[Extracted records]
··········
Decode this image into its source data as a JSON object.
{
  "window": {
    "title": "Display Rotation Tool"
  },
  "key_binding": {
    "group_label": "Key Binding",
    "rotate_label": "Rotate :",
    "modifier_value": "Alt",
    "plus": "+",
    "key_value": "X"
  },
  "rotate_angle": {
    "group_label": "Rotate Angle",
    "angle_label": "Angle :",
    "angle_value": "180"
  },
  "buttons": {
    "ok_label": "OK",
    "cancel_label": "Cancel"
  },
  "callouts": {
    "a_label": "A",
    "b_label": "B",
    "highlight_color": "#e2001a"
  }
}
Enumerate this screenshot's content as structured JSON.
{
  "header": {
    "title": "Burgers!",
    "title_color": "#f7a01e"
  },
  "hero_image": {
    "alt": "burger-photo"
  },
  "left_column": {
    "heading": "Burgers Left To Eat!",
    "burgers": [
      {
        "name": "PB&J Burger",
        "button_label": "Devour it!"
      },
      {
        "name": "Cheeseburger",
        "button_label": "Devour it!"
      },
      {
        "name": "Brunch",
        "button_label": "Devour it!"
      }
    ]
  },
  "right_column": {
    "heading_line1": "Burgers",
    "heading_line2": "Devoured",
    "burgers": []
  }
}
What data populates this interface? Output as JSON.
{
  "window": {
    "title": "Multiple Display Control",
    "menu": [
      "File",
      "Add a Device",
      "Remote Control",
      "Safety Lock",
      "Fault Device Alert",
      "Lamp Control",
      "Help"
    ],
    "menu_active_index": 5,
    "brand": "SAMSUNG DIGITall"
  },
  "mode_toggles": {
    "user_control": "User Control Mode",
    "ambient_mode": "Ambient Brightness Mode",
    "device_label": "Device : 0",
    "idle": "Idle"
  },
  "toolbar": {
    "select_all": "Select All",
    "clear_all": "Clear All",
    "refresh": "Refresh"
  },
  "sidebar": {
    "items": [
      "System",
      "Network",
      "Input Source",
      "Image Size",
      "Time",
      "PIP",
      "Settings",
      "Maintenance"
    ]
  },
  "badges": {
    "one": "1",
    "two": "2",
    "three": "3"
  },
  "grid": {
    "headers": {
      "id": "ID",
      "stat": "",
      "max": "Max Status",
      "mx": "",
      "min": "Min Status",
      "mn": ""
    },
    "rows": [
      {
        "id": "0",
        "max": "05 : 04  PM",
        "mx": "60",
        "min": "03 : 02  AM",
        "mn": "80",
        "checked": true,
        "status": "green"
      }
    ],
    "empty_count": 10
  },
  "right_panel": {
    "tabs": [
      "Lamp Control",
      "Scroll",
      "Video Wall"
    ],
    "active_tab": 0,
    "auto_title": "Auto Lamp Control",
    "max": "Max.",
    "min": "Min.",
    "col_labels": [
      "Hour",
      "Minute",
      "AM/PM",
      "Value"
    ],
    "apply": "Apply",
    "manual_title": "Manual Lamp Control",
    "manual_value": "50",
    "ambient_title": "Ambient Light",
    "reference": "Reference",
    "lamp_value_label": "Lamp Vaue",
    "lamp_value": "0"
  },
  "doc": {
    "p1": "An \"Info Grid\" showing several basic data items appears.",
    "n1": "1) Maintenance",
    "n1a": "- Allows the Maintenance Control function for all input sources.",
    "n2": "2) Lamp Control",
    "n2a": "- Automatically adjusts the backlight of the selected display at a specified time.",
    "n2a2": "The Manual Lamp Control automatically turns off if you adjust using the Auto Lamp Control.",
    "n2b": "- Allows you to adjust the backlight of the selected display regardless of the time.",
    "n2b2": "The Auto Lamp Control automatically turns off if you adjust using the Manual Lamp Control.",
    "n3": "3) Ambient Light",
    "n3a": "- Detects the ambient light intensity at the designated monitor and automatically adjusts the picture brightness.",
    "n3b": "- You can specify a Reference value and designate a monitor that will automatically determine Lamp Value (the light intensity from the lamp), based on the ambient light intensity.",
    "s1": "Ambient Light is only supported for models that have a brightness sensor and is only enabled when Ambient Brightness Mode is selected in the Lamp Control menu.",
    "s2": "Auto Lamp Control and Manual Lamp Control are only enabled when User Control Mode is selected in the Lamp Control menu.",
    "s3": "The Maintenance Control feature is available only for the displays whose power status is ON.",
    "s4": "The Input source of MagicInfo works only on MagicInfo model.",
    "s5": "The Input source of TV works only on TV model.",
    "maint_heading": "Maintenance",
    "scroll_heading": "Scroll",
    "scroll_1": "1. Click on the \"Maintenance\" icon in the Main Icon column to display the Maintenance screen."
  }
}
··········
» The exercise:
Tally the lines of the material above that contain the word "data" and report the total alone.

» Written reply:
3